### Task instructions
Copy whichever lines contain the string "mean".

________

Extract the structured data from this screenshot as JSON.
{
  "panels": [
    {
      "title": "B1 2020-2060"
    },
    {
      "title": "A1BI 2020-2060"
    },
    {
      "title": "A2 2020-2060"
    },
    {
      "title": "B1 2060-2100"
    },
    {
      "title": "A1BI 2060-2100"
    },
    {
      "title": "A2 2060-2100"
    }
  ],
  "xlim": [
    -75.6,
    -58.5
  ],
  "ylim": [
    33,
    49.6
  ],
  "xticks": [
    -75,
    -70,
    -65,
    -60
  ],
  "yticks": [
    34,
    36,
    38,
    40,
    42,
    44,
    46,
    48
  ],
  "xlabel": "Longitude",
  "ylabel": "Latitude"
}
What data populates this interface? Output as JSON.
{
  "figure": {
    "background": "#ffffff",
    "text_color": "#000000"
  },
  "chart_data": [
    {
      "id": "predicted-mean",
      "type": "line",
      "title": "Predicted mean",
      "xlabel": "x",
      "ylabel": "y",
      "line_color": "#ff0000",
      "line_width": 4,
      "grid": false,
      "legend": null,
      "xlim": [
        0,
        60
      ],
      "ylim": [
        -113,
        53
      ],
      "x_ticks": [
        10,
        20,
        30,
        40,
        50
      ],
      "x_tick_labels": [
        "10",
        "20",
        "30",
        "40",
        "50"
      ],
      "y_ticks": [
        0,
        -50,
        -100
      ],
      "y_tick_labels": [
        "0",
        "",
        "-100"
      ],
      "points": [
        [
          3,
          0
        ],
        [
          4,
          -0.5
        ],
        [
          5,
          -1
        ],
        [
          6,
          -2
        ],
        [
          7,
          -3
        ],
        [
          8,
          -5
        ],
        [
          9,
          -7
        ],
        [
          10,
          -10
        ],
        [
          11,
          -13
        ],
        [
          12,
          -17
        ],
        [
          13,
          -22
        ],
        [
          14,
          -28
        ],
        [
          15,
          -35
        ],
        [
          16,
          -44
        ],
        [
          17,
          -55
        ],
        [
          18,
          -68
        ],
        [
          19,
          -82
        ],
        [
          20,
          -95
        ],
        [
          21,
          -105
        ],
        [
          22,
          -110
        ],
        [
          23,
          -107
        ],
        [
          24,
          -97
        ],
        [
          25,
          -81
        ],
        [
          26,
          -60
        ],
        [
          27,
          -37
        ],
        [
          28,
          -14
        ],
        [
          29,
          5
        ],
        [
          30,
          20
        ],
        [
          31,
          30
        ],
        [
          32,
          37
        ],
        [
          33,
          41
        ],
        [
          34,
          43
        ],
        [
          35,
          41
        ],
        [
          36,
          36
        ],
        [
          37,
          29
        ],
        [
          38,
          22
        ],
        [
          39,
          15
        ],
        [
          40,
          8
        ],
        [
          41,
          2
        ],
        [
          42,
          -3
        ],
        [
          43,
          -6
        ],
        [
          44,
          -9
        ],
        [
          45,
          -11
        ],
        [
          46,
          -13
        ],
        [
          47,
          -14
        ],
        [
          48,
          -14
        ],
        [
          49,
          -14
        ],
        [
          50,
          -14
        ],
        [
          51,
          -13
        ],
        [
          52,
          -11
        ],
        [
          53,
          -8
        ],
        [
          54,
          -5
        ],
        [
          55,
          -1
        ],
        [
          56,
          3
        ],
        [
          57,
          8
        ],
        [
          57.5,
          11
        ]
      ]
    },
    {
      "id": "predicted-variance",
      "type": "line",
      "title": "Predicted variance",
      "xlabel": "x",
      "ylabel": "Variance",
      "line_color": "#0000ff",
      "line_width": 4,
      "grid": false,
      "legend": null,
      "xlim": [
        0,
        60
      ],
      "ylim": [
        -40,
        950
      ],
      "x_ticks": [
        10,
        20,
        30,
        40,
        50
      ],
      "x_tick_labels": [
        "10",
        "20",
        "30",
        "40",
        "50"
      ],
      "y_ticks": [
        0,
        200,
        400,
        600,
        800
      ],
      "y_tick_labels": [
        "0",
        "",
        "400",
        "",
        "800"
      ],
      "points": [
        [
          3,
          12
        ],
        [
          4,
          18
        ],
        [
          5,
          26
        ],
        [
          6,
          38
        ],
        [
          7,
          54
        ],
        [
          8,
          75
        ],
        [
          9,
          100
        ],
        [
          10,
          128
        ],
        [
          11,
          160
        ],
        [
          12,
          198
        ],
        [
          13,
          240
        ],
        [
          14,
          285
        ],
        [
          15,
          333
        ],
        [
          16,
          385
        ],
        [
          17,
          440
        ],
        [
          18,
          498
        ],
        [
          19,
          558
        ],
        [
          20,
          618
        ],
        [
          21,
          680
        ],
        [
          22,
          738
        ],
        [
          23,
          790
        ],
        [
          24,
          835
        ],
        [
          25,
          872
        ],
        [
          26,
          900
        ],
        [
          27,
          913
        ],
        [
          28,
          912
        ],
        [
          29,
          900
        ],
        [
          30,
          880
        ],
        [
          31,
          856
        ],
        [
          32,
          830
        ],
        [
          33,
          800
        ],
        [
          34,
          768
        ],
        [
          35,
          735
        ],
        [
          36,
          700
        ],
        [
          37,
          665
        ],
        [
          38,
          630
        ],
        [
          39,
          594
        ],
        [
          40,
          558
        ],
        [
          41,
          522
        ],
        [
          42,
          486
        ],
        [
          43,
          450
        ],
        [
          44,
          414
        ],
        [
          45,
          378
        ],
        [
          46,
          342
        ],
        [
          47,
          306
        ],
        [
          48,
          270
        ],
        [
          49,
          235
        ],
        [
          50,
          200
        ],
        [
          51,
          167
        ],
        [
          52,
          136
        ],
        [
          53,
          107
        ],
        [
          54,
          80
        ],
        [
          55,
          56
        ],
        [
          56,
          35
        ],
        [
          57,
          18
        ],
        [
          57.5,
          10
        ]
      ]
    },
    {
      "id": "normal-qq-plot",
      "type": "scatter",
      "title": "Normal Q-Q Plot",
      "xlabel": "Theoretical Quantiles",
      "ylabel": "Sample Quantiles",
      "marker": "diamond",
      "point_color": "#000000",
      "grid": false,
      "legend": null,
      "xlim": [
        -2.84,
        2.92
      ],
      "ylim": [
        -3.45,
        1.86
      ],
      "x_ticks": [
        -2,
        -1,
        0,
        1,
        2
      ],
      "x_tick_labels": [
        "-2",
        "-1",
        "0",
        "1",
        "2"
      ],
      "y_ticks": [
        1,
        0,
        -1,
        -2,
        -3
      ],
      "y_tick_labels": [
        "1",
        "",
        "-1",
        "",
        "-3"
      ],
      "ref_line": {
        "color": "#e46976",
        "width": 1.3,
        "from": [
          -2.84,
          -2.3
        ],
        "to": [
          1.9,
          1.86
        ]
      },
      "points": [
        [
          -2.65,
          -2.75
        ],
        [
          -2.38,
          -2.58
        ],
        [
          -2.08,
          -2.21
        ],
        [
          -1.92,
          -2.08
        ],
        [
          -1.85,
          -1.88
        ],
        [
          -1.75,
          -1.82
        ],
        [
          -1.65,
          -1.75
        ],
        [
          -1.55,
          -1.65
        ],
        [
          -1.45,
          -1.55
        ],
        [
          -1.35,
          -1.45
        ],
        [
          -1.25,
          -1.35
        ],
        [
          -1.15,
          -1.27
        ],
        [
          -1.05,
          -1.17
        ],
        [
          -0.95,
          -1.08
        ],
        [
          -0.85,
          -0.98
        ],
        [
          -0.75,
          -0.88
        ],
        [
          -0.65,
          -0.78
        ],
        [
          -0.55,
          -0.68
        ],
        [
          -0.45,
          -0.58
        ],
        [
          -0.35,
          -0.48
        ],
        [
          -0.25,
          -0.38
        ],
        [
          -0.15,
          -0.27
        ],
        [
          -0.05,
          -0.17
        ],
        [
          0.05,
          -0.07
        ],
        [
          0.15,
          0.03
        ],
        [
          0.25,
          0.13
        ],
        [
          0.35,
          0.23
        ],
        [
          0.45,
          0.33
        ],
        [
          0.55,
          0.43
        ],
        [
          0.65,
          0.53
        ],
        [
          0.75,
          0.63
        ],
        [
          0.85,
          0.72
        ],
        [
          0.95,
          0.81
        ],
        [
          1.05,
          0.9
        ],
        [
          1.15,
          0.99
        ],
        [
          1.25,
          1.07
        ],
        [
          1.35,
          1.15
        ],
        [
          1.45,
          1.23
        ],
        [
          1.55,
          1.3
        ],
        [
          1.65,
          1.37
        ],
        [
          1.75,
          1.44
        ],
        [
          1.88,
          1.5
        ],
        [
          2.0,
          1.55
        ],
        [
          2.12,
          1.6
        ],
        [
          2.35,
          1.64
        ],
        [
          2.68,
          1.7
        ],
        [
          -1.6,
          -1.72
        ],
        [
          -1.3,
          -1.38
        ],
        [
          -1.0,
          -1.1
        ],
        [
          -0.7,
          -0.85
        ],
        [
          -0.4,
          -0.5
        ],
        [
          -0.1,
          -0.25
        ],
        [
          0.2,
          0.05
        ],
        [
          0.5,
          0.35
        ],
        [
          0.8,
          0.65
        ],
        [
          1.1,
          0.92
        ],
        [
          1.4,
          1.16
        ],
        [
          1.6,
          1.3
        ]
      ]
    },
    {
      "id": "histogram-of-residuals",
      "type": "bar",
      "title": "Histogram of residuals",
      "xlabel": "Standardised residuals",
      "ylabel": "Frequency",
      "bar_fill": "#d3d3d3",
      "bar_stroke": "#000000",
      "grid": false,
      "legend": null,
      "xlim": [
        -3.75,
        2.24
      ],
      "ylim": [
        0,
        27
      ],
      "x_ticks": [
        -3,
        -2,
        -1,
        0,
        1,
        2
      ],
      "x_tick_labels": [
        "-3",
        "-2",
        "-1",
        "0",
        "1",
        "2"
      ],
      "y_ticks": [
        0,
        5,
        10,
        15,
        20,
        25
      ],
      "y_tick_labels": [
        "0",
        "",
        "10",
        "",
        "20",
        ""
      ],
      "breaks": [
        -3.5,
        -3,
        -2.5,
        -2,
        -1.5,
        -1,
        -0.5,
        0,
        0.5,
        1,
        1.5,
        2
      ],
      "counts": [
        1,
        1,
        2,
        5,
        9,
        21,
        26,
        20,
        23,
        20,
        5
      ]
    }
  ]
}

________

### Solution to this task
      "id": "predicted-mean",
      "title": "Predicted mean",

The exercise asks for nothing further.